State of Madhya Pradesh Vs. M/s. Sew Construction Ltd. Ors.
[Civil Appeal No. 8571__/2022 arising out of S.L.P. (C) No. 907 of 2020]
Pamidighantam Sri Narasimha, J.
1. Leave granted.
2. This appeal is against the decision of the High Court of Madhya Pradesh in an Arbitration Revision No. 4 of 2009 under Section 19 of the Madhya Pradesh Madhyastham Adhikaran Adhiniyam, 19831 whereby the award of the Arbitral Tribunal was upheld.
3. The short facts leading to the Arbitral Award and thereafter the decision of the High Court may be stated as under.
4. The State issued a tender notice2 for the construction of a Masonry Dam and eventually, Respondent No. 1 (hereinafter referred to as ‘the Contractor’) was selected as the successful bidder. A contract was entered into on 06.11.1993 for a total consideration of Rs. 1,22,81,86,600/-, to be completed within a period of sixty months.
5. As the only issue arising for consideration, in this case, relates to the claim of escalation made by the Contractor, the relevant clause is extracted hereunder:
“3.11(A) The quoted rates of the contractor shall be inclusive of the leads and lifts and in no case separate payment for leads or lifts to any materials including water shall be payable. Similarly no leads or lifts for the materials issued by the department as prescribed in the tender documents shall be payable. The contractor shall bring approved quality of materials. Different quarries are shown in Annexure C. The details shown in the Annexure C are only as a guide to the contractor but the contractor before tendering should satisfy himself regarding the quantity and quality available and all other details of Annexure C and provide for any variation in respect of leads, lifts, place and method of quarrying, type of rocks to be quarried and all such other aspects in his tendered rate. Later on any claim whatsoever shall not entertained except where any quarry is changed for circumstance beyond the control of contract under the written order of Superintending Engineer in-charge of work.”
6. Though the contract was entered into in 1993, the work was suspended for a long time and it resumed on 18.09.2000. While carrying out the construction work under the contract, the Contractor requested an alternate quarry on 07.03.2002, which was denied by the Executive Engineer on 11.03.2002. The decision of the Executive Engineer was also confirmed by the Superintending Engineer on 12.12.2002 and this has led the Contractor to seek a Page 2 of 12 reference of the matter to arbitration3 (hereinafter referred to as ‘the first arbitration’).

* _Given problem a_
Return the records from their first line through the line holding "data-label: 6.2% (744, 70, 822, 108)", inclusive, reproducing each line exactly as it stands.

* _Listings of boxed layout items_

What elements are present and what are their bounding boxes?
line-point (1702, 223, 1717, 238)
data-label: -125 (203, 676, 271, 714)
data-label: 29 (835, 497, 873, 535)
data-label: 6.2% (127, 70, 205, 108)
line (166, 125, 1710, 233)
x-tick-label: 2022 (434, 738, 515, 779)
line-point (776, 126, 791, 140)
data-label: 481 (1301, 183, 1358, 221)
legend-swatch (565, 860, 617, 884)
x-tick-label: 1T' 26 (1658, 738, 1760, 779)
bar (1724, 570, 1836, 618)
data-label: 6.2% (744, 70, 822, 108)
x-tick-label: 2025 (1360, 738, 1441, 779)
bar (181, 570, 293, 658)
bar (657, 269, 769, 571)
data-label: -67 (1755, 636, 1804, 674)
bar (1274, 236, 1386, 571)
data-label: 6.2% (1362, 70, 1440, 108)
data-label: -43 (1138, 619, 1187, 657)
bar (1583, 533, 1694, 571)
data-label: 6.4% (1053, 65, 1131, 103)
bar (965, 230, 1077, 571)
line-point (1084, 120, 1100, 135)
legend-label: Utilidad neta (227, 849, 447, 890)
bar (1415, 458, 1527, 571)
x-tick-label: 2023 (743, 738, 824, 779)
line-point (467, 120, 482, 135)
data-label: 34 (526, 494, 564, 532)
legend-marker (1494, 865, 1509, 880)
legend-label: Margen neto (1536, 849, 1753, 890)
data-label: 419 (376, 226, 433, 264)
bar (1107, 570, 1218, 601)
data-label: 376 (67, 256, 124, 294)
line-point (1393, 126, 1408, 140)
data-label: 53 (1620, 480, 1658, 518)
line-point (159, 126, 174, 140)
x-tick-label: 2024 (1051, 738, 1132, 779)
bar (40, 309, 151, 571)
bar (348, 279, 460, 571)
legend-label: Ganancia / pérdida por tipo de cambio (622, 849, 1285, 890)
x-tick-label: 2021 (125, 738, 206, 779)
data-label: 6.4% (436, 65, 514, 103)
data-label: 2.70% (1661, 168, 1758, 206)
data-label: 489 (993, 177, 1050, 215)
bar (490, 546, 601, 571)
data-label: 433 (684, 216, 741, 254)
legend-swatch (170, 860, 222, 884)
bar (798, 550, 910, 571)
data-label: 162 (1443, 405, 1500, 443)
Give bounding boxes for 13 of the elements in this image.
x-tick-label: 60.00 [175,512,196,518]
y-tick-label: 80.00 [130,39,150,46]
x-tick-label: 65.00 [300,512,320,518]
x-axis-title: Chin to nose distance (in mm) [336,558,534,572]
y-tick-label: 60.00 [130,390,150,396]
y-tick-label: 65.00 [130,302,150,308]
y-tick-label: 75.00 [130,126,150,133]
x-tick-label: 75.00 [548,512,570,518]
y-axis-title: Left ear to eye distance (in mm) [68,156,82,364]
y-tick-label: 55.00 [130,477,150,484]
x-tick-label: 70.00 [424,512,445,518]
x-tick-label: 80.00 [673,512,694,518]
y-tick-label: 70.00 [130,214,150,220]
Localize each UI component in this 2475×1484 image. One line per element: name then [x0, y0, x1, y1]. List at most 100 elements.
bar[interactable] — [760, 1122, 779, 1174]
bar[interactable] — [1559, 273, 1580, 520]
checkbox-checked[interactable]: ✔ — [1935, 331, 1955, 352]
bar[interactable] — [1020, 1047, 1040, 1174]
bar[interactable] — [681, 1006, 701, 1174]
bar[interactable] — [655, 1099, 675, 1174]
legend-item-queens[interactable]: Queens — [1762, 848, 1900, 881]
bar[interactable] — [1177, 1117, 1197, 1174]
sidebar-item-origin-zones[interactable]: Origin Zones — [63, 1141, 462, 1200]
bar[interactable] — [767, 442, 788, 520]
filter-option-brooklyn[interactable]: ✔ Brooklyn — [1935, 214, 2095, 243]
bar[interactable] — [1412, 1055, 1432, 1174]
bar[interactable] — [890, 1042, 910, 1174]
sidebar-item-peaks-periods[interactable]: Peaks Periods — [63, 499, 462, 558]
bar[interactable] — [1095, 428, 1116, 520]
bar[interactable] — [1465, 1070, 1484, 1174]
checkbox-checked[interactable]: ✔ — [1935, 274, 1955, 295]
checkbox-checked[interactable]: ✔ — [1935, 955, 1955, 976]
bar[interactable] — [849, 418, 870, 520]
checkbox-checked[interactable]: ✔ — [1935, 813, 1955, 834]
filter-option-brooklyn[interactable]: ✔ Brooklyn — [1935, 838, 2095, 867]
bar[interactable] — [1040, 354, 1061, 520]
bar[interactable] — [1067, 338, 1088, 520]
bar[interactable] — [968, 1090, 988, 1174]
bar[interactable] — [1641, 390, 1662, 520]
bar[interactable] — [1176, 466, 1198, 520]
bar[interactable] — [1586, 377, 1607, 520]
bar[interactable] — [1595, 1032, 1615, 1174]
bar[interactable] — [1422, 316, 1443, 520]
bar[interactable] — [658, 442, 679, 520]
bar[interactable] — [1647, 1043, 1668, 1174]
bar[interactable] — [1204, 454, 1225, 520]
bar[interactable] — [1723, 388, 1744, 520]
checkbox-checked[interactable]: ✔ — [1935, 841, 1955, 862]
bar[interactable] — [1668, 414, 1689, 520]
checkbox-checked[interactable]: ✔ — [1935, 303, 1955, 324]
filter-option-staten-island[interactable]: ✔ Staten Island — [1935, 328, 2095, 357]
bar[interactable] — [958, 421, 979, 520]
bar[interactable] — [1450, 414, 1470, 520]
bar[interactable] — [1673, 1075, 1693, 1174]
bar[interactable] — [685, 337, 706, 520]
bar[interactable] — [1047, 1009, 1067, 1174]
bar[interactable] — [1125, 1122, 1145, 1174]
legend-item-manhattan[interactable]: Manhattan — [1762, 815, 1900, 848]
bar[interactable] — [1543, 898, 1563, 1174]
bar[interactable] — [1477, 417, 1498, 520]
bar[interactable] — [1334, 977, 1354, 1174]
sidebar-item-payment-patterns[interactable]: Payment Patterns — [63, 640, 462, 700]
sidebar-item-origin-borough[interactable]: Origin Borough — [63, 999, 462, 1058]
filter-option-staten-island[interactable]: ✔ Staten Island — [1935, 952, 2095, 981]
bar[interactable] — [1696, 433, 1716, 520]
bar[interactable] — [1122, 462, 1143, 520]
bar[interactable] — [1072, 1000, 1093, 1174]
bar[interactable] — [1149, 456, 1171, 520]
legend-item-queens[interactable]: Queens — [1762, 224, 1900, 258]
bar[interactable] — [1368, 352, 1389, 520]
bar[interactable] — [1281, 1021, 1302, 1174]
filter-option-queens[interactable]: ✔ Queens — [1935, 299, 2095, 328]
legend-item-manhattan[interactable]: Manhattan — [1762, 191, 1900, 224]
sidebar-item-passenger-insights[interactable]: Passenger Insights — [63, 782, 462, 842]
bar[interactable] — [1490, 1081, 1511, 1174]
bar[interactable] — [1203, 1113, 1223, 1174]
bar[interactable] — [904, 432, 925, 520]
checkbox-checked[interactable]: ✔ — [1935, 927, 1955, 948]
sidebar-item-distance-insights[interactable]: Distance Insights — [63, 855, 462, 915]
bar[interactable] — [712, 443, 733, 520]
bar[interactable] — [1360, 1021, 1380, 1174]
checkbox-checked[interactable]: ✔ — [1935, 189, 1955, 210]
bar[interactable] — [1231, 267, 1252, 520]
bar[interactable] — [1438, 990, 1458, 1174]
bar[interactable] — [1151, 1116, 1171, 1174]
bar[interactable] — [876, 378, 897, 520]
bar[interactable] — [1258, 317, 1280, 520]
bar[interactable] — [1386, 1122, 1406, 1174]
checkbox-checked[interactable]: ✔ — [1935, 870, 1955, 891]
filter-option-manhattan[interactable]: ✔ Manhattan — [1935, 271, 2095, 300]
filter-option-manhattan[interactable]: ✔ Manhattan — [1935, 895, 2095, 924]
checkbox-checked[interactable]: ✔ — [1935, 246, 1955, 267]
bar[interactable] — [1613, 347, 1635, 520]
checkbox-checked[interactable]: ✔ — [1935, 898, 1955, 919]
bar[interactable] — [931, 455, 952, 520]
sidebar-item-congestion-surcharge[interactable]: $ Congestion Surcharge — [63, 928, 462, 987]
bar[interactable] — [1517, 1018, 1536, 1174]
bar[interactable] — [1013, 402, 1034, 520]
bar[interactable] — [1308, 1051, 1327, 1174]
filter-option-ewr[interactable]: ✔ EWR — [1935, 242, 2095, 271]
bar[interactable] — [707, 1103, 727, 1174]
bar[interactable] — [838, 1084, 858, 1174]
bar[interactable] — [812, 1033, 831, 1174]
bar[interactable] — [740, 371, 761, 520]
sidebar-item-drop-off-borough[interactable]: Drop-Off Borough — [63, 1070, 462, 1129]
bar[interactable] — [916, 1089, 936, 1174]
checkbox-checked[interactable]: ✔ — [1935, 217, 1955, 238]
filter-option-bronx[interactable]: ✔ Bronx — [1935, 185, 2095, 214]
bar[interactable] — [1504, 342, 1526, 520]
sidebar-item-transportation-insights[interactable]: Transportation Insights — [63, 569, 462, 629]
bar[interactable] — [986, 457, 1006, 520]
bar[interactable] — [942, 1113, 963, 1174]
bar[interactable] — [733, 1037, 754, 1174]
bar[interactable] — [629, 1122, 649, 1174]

* _Given problem b_
Retype the passage of the court judgment between "1. Leave granted." and "of sixty months.", inclusive, without altering any character.

* _Answer a_
What elements are present and what are their bounding boxes?
line-point (1702, 223, 1717, 238)
data-label: -125 (203, 676, 271, 714)
data-label: 29 (835, 497, 873, 535)
data-label: 6.2% (127, 70, 205, 108)
line (166, 125, 1710, 233)
x-tick-label: 2022 (434, 738, 515, 779)
line-point (776, 126, 791, 140)
data-label: 481 (1301, 183, 1358, 221)
legend-swatch (565, 860, 617, 884)
x-tick-label: 1T' 26 (1658, 738, 1760, 779)
bar (1724, 570, 1836, 618)
data-label: 6.2% (744, 70, 822, 108)

* _Answer b_
1. Leave granted.
2. This appeal is against the decision of the High Court of Madhya Pradesh in an Arbitration Revision No. 4 of 2009 under Section 19 of the Madhya Pradesh Madhyastham Adhikaran Adhiniyam, 19831 whereby the award of the Arbitral Tribunal was upheld.
3. The short facts leading to the Arbitral Award and thereafter the decision of the High Court may be stated as under.
4. The State issued a tender notice2 for the construction of a Masonry Dam and eventually, Respondent No. 1 (hereinafter referred to as ‘the Contractor’) was selected as the successful bidder. A contract was entered into on 06.11.1993 for a total consideration of Rs. 1,22,81,86,600/-, to be completed within a period of sixty months.